Dataset items:
========================================
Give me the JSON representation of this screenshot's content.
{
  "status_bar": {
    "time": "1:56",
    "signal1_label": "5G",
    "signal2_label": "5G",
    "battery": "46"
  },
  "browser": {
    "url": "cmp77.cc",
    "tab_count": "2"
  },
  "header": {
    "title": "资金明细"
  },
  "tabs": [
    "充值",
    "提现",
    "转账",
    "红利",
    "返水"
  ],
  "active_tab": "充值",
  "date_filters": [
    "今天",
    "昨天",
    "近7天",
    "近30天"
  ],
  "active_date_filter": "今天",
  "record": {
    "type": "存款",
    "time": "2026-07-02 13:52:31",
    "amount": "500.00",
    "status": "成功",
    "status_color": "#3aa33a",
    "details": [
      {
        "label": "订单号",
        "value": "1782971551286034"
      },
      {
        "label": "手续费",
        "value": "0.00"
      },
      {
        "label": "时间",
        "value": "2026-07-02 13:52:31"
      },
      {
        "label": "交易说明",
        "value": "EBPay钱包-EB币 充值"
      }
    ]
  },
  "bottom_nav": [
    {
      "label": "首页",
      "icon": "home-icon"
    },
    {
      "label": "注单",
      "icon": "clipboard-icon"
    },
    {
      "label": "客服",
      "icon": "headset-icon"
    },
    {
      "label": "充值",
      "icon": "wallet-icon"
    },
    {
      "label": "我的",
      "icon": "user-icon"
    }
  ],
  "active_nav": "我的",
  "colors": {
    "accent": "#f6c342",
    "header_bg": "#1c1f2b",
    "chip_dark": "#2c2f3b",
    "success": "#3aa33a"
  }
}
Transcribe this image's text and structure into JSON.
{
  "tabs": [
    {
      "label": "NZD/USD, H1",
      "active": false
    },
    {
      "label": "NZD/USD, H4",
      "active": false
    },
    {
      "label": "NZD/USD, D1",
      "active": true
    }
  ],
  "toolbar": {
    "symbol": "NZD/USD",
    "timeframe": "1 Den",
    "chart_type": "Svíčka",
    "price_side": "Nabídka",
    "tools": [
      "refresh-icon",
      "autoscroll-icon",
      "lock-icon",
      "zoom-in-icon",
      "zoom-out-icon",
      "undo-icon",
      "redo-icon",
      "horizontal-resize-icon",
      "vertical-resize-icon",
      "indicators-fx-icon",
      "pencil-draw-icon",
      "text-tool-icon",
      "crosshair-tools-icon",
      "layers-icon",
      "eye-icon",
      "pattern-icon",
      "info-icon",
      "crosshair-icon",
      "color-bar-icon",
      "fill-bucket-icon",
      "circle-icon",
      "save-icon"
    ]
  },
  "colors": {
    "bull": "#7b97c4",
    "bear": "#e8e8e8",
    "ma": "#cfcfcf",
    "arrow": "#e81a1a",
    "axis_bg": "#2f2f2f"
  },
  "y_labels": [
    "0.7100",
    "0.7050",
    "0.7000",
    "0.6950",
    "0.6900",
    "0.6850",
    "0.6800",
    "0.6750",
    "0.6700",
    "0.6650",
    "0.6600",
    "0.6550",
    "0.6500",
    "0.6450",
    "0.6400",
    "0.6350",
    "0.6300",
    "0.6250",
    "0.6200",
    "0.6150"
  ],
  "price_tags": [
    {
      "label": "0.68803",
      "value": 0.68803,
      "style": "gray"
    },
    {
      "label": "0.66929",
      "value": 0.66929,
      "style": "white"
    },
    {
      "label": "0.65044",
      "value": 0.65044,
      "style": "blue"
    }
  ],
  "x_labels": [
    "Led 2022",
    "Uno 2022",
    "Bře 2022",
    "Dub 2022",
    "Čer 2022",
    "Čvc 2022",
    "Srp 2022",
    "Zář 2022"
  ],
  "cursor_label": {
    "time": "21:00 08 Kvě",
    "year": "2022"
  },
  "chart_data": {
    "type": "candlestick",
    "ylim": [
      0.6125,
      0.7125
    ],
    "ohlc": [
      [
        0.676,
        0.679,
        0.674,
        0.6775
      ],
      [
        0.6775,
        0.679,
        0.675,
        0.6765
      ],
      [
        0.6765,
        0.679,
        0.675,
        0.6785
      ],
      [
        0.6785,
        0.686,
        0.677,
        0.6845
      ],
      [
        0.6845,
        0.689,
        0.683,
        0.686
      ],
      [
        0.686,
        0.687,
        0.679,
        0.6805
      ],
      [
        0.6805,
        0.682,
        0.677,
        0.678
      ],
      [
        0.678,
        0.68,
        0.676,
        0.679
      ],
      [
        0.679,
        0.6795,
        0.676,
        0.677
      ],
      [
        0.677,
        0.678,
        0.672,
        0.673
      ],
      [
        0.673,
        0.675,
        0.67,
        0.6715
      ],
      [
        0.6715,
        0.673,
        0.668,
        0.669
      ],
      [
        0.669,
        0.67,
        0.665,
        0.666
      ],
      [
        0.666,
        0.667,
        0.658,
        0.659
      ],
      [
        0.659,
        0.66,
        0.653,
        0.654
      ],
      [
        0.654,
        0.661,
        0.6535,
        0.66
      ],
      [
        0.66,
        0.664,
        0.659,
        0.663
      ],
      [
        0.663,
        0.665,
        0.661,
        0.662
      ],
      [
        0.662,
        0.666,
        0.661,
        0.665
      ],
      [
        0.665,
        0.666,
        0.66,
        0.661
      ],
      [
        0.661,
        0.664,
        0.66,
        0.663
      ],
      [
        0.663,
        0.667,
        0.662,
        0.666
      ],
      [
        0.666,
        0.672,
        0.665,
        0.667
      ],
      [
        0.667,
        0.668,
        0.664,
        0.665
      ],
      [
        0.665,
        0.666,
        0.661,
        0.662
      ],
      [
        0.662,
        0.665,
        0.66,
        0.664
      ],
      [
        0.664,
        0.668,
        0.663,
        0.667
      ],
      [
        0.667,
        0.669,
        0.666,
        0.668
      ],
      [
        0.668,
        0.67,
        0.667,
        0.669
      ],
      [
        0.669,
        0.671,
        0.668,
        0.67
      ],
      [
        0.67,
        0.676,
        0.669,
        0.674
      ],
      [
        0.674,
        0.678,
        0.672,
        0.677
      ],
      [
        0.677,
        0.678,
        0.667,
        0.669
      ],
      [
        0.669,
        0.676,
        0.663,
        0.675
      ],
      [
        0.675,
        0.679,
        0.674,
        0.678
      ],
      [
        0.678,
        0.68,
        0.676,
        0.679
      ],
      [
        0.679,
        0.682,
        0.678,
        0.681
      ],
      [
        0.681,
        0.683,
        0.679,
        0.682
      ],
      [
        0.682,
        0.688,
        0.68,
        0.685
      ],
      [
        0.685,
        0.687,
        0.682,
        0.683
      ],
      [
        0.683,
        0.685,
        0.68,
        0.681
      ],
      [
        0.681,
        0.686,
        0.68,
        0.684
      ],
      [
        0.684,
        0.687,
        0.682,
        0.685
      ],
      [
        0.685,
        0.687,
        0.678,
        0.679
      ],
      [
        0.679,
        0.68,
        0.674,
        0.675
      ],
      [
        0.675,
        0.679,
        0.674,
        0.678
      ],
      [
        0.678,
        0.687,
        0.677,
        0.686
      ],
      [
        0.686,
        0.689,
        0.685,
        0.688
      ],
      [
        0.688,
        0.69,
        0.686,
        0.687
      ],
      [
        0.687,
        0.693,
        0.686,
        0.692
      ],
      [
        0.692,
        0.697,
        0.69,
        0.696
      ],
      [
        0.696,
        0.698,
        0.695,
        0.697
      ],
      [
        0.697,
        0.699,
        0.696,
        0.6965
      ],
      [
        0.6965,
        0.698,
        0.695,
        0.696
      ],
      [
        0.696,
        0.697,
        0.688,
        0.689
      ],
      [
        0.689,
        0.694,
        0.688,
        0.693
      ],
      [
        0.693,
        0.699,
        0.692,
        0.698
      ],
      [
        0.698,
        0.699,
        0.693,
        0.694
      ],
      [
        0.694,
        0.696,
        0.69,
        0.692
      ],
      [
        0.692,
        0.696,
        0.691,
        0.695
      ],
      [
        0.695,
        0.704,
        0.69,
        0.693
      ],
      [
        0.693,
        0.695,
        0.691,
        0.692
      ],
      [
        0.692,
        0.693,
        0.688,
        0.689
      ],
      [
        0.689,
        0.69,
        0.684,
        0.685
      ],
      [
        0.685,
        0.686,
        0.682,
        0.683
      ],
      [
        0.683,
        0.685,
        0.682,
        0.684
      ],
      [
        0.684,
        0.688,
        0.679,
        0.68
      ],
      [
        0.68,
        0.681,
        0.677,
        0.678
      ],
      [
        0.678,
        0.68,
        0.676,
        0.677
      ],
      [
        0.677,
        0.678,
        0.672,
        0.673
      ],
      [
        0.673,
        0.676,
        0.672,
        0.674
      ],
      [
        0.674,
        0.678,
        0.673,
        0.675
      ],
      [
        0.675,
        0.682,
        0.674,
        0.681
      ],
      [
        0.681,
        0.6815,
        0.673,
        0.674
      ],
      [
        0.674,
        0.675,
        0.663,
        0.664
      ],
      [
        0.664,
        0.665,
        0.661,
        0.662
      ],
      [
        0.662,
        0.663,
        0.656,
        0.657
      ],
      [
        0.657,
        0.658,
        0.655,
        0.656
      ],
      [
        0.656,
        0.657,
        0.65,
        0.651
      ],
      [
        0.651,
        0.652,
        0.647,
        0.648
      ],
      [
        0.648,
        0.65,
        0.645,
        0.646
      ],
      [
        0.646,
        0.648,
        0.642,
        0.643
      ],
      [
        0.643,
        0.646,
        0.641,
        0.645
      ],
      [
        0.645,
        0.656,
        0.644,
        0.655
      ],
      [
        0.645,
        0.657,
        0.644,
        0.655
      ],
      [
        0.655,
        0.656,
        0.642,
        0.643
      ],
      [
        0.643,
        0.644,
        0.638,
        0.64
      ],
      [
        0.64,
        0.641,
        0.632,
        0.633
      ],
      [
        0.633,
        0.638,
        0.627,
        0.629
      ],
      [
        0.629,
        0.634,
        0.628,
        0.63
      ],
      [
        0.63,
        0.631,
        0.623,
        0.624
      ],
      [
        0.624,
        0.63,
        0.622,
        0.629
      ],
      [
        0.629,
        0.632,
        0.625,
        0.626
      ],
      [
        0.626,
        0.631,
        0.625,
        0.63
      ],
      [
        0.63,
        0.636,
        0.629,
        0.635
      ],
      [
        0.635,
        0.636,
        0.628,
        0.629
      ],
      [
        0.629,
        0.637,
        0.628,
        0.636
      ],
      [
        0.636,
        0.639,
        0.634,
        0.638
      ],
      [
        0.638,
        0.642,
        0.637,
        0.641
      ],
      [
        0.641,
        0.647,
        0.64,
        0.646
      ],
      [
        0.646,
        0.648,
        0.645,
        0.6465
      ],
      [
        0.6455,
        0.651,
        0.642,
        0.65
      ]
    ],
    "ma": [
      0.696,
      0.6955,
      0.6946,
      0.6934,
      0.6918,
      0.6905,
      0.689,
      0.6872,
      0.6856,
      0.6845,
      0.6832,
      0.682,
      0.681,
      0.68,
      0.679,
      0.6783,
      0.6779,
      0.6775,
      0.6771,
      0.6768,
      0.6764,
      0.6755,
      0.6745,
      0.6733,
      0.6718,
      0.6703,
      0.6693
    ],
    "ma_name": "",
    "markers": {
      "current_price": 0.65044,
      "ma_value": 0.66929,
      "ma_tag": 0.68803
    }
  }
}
========================================
Show every line in the entries where the string "resize" occurs.

**RESPONSE TO THIS TASK**
      "horizontal-resize-icon",
      "vertical-resize-icon",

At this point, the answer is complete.